*GIVEN TASK*
Print every line of the listing exactly, please.

*EXERCISE DATA*
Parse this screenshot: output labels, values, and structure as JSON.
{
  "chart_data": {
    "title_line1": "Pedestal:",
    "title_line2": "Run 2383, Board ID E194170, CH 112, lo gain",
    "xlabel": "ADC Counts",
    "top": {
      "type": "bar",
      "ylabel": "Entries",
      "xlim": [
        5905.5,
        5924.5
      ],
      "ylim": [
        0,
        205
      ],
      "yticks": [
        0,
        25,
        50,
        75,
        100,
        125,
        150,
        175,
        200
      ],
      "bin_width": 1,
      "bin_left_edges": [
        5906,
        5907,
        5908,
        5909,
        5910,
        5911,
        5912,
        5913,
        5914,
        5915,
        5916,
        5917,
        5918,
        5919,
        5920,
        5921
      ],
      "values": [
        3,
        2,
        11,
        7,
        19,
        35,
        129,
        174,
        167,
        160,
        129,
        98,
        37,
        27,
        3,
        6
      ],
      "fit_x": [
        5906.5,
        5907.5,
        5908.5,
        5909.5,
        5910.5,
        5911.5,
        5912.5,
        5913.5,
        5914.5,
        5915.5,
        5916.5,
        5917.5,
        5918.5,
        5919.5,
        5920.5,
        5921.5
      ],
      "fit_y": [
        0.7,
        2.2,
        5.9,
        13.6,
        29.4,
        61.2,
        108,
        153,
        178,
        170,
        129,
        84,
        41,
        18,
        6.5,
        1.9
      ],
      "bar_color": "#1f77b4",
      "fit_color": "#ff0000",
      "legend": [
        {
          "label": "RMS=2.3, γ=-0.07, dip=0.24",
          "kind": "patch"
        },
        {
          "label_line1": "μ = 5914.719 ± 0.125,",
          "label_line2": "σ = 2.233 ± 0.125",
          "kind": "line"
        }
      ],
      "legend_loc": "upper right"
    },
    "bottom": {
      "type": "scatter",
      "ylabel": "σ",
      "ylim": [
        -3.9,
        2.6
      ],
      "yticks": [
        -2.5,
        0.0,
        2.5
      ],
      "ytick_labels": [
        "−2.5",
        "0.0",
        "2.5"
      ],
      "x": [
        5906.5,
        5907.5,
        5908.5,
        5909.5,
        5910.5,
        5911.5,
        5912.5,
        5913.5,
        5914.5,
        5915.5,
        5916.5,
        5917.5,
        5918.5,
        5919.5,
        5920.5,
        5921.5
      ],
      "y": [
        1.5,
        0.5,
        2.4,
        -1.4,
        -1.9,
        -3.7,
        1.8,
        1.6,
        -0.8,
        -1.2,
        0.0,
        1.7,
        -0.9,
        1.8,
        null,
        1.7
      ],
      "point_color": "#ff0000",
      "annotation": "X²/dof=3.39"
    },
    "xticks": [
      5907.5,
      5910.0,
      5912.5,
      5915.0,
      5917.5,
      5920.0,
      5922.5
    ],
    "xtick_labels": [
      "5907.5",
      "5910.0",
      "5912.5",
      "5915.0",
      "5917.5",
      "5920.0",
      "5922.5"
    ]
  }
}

*TASK OUTPUT*
Parse this screenshot: output labels, values, and structure as JSON.
{
  "chart_data": {
    "title_line1": "Pedestal:",
    "title_line2": "Run 2383, Board ID E194170, CH 112, lo gain",
    "xlabel": "ADC Counts",
    "top": {
      "type": "bar",
      "ylabel": "Entries",
      "xlim": [
        5905.5,
        5924.5
      ],
      "ylim": [
        0,
        205
      ],
      "yticks": [
        0,
        25,
        50,
        75,
        100,
        125,
        150,
        175,
        200
      ],
      "bin_width": 1,
      "bin_left_edges": [
        5906,
        5907,
        5908,
        5909,
        5910,
        5911,
        5912,
        5913,
        5914,
        5915,
        5916,
        5917,
        5918,
        5919,
        5920,
        5921
      ],
      "values": [
        3,
        2,
        11,
        7,
        19,
        35,
        129,
        174,
        167,
        160,
        129,
        98,
        37,
        27,
        3,
        6
      ],
      "fit_x": [
        5906.5,
        5907.5,
        5908.5,
        5909.5,
        5910.5,
        5911.5,
        5912.5,
        5913.5,
        5914.5,
        5915.5,
        5916.5,
        5917.5,
        5918.5,
        5919.5,
        5920.5,
        5921.5
      ],
      "fit_y": [
        0.7,
        2.2,
        5.9,
        13.6,
        29.4,
        61.2,
        108,
        153,
        178,
        170,
        129,
        84,
        41,
        18,
        6.5,
        1.9
      ],
      "bar_color": "#1f77b4",
      "fit_color": "#ff0000",
      "legend": [
        {
          "label": "RMS=2.3, γ=-0.07, dip=0.24",
          "kind": "patch"
        },
        {
          "label_line1": "μ = 5914.719 ± 0.125,",
          "label_line2": "σ = 2.233 ± 0.125",
          "kind": "line"
        }
      ],
      "legend_loc": "upper right"
    },
    "bottom": {
      "type": "scatter",
      "ylabel": "σ",
      "ylim": [
        -3.9,
        2.6
      ],
      "yticks": [
        -2.5,
        0.0,
        2.5
      ],
      "ytick_labels": [
        "−2.5",
        "0.0",
        "2.5"
      ],
      "x": [
        5906.5,
        5907.5,
        5908.5,
        5909.5,
        5910.5,
        5911.5,
        5912.5,
        5913.5,
        5914.5,
        5915.5,
        5916.5,
        5917.5,
        5918.5,
        5919.5,
        5920.5,
        5921.5
      ],
      "y": [
        1.5,
        0.5,
        2.4,
        -1.4,
        -1.9,
        -3.7,
        1.8,
        1.6,
        -0.8,
        -1.2,
        0.0,
        1.7,
        -0.9,
        1.8,
        null,
        1.7
      ],
      "point_color": "#ff0000",
      "annotation": "X²/dof=3.39"
    },
    "xticks": [
      5907.5,
      5910.0,
      5912.5,
      5915.0,
      5917.5,
      5920.0,
      5922.5
    ],
    "xtick_labels": [
      "5907.5",
      "5910.0",
      "5912.5",
      "5915.0",
      "5917.5",
      "5920.0",
      "5922.5"
    ]
  }
}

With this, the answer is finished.